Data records
· · · ·
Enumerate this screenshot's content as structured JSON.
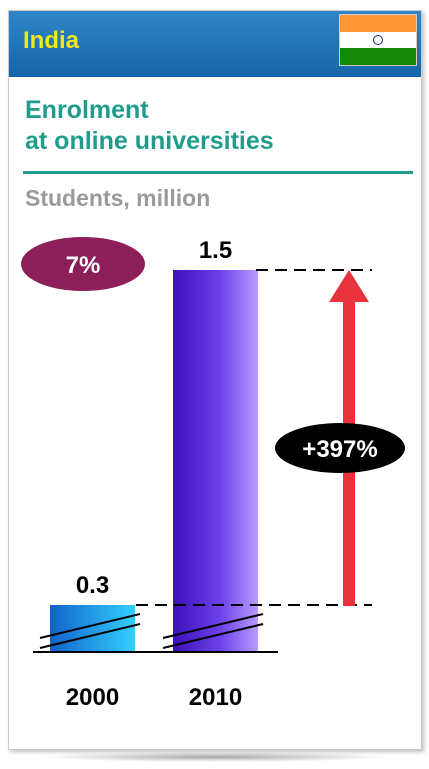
{
  "header": {
    "title": "India",
    "flag_colors": [
      "#ff9933",
      "#ffffff",
      "#138808"
    ],
    "header_color": "#1a6fb5",
    "title_color": "#f4e619"
  },
  "chart_data": {
    "type": "bar",
    "title": "Enrolment at online universities",
    "title_lines": [
      "Enrolment",
      "at online universities"
    ],
    "unit_label": "Students, million",
    "categories": [
      "2000",
      "2010"
    ],
    "values": [
      0.3,
      1.5
    ],
    "value_labels": [
      "0.3",
      "1.5"
    ],
    "axis_break": true,
    "share_badge": "7%",
    "change_badge": "+397%",
    "bar_colors": [
      "#1aa7e6",
      "#5a2fd6"
    ],
    "badge_color": "#8c1f5a",
    "arrow_color": "#e8323c"
  }
}
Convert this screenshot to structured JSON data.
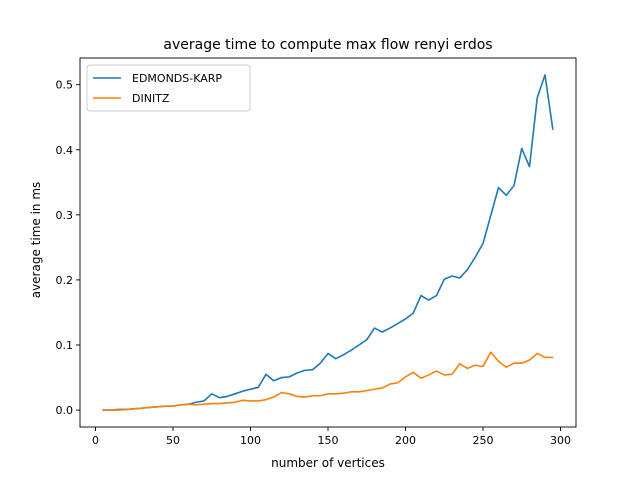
{
  "chart_data": {
    "type": "line",
    "title": "average time to compute max flow renyi erdos",
    "xlabel": "number of vertices",
    "ylabel": "average time in ms",
    "xlim": [
      -10,
      310
    ],
    "ylim": [
      -0.026,
      0.541
    ],
    "xticks": [
      0,
      50,
      100,
      150,
      200,
      250,
      300
    ],
    "yticks": [
      0.0,
      0.1,
      0.2,
      0.3,
      0.4,
      0.5
    ],
    "ytick_labels": [
      "0.0",
      "0.1",
      "0.2",
      "0.3",
      "0.4",
      "0.5"
    ],
    "grid": false,
    "legend_position": "top-left",
    "x": [
      5,
      10,
      15,
      20,
      25,
      30,
      35,
      40,
      45,
      50,
      55,
      60,
      65,
      70,
      75,
      80,
      85,
      90,
      95,
      100,
      105,
      110,
      115,
      120,
      125,
      130,
      135,
      140,
      145,
      150,
      155,
      160,
      165,
      170,
      175,
      180,
      185,
      190,
      195,
      200,
      205,
      210,
      215,
      220,
      225,
      230,
      235,
      240,
      245,
      250,
      255,
      260,
      265,
      270,
      275,
      280,
      285,
      290,
      295
    ],
    "series": [
      {
        "name": "EDMONDS-KARP",
        "color": "#1f77b4",
        "values": [
          0.0,
          0.0,
          0.001,
          0.001,
          0.002,
          0.003,
          0.004,
          0.005,
          0.006,
          0.006,
          0.008,
          0.009,
          0.012,
          0.014,
          0.025,
          0.019,
          0.021,
          0.025,
          0.029,
          0.032,
          0.035,
          0.055,
          0.045,
          0.05,
          0.051,
          0.057,
          0.061,
          0.062,
          0.072,
          0.087,
          0.079,
          0.085,
          0.092,
          0.1,
          0.108,
          0.126,
          0.12,
          0.126,
          0.133,
          0.14,
          0.149,
          0.176,
          0.169,
          0.176,
          0.201,
          0.206,
          0.203,
          0.216,
          0.235,
          0.256,
          0.299,
          0.342,
          0.33,
          0.345,
          0.402,
          0.374,
          0.48,
          0.515,
          0.432
        ]
      },
      {
        "name": "DINITZ",
        "color": "#ff7f0e",
        "values": [
          0.0,
          0.0,
          0.0,
          0.001,
          0.002,
          0.003,
          0.004,
          0.005,
          0.006,
          0.006,
          0.008,
          0.009,
          0.008,
          0.009,
          0.01,
          0.01,
          0.011,
          0.012,
          0.015,
          0.014,
          0.014,
          0.016,
          0.02,
          0.027,
          0.025,
          0.021,
          0.02,
          0.022,
          0.022,
          0.025,
          0.025,
          0.026,
          0.028,
          0.028,
          0.03,
          0.032,
          0.034,
          0.04,
          0.042,
          0.051,
          0.058,
          0.049,
          0.054,
          0.06,
          0.054,
          0.055,
          0.071,
          0.064,
          0.069,
          0.067,
          0.089,
          0.075,
          0.066,
          0.072,
          0.072,
          0.077,
          0.087,
          0.081,
          0.081
        ]
      }
    ]
  }
}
· · · ·
## Your task
In the entries above, find each line with the string "Enrolment" and copy it.

## Task result
    "title": "Enrolment at online universities",
      "Enrolment",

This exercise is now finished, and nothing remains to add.